__Stated exercise__. From the entries that follow, extract each line holding the string "entry".

>> Begin Supplied entries

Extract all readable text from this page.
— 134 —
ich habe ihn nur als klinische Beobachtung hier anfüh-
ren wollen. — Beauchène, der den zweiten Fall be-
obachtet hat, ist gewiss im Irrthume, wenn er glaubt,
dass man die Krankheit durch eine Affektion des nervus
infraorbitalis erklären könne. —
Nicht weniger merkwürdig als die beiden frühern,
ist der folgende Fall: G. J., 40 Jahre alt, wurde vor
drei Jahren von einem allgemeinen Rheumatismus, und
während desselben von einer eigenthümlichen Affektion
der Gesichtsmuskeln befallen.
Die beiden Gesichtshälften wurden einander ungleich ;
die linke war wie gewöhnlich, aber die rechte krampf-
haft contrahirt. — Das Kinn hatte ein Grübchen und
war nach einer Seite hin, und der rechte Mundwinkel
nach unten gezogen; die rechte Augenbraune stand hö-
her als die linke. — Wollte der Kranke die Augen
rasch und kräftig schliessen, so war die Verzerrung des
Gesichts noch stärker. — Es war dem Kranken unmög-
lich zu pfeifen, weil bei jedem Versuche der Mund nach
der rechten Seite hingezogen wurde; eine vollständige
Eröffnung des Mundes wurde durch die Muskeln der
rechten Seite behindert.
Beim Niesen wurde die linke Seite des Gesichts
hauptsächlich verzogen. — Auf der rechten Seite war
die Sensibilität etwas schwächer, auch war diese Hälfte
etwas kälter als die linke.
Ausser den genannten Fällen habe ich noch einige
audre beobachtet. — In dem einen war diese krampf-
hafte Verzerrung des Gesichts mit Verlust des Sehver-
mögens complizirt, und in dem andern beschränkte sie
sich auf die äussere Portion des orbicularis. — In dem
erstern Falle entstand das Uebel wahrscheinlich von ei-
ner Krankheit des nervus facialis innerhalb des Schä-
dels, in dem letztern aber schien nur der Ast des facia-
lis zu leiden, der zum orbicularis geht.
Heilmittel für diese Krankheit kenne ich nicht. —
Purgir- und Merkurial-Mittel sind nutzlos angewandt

>> End Supplied entries
>> Begin Supplied entries

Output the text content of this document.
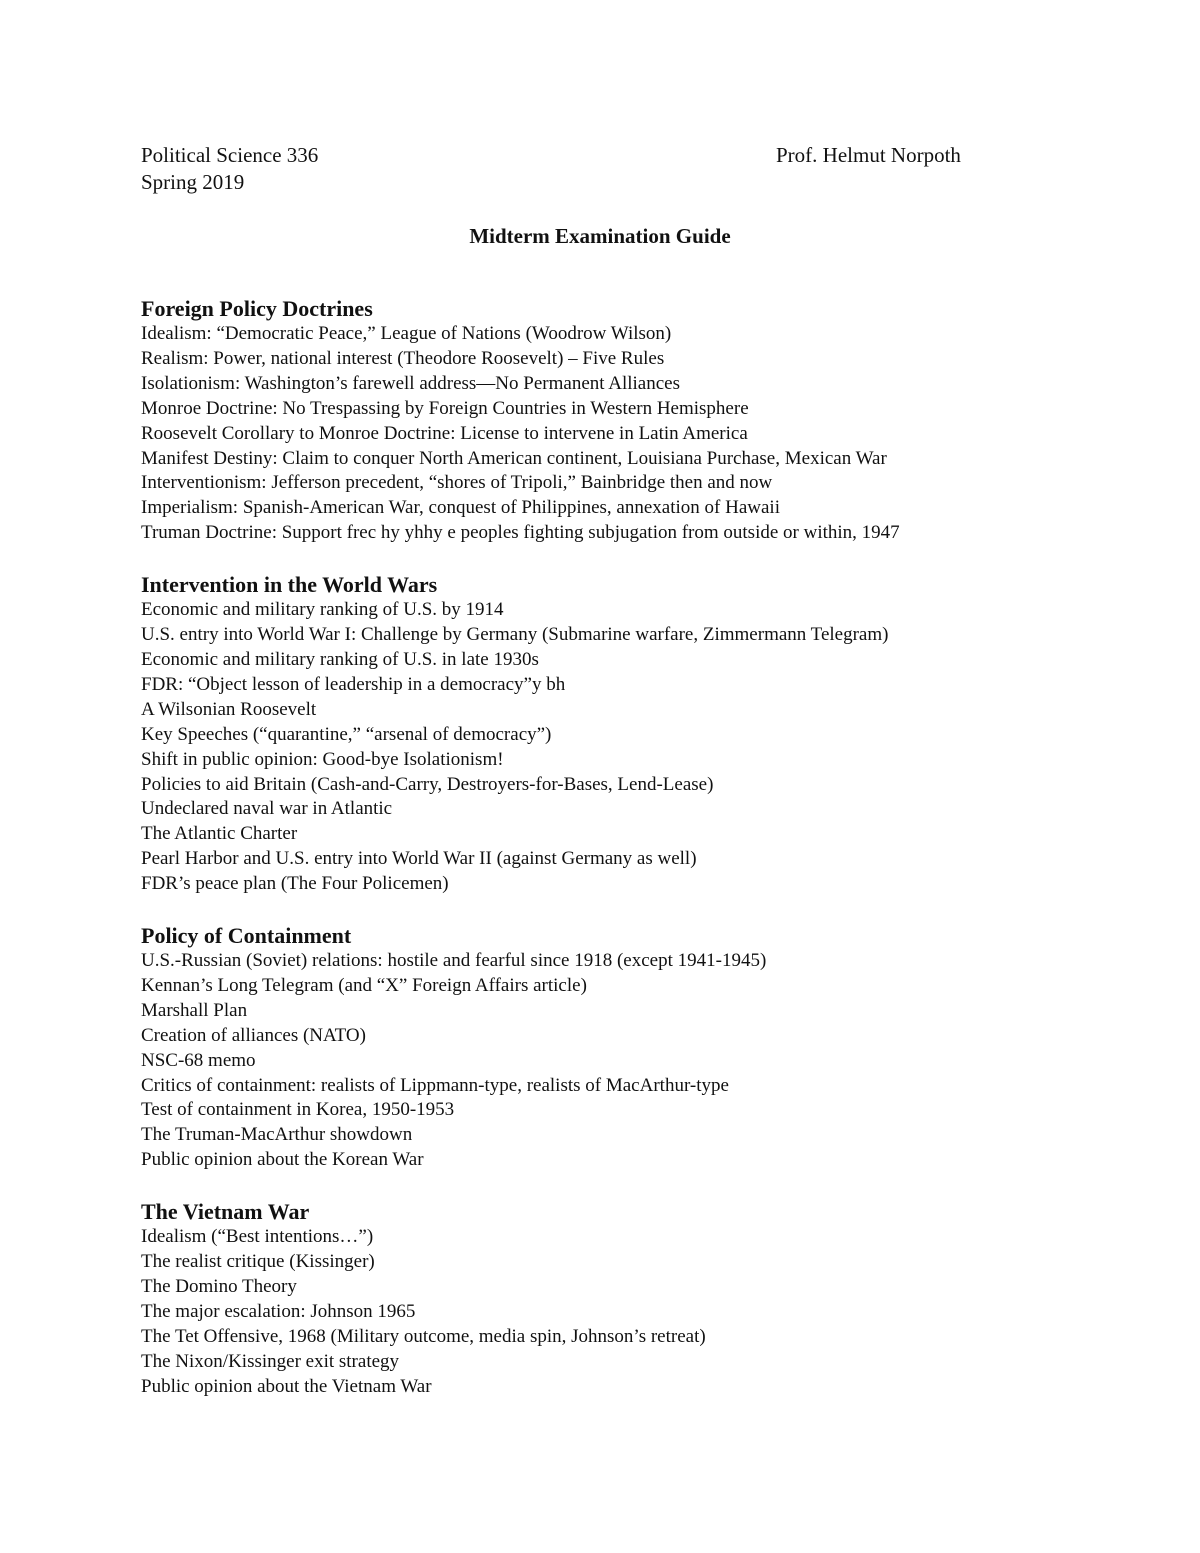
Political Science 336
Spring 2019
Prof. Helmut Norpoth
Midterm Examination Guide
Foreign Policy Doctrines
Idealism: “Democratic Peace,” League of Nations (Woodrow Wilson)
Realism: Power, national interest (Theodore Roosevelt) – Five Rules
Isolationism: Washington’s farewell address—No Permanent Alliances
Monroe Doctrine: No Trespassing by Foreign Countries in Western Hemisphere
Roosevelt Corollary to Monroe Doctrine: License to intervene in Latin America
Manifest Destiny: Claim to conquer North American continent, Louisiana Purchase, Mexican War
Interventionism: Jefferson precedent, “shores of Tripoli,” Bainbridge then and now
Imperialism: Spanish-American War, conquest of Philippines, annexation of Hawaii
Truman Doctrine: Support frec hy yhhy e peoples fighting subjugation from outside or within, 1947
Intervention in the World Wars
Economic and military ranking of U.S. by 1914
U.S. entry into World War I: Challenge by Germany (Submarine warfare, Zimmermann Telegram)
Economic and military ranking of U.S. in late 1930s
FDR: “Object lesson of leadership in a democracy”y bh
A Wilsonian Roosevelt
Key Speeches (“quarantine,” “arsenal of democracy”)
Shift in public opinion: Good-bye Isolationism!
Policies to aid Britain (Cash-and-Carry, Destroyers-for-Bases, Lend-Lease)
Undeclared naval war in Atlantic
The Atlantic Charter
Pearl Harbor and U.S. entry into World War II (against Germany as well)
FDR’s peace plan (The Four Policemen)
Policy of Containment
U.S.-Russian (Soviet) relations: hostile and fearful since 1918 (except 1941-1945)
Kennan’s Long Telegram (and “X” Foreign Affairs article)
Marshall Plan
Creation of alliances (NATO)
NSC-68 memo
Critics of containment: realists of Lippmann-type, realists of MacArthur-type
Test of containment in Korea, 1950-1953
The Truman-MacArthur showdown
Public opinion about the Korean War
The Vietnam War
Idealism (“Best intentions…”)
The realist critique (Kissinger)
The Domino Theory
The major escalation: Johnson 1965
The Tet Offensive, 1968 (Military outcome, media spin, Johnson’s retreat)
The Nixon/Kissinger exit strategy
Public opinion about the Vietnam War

>> End Supplied entries

__Expected answer__.
U.S. entry into World War I: Challenge by Germany (Submarine warfare, Zimmermann Telegram)
Pearl Harbor and U.S. entry into World War II (against Germany as well)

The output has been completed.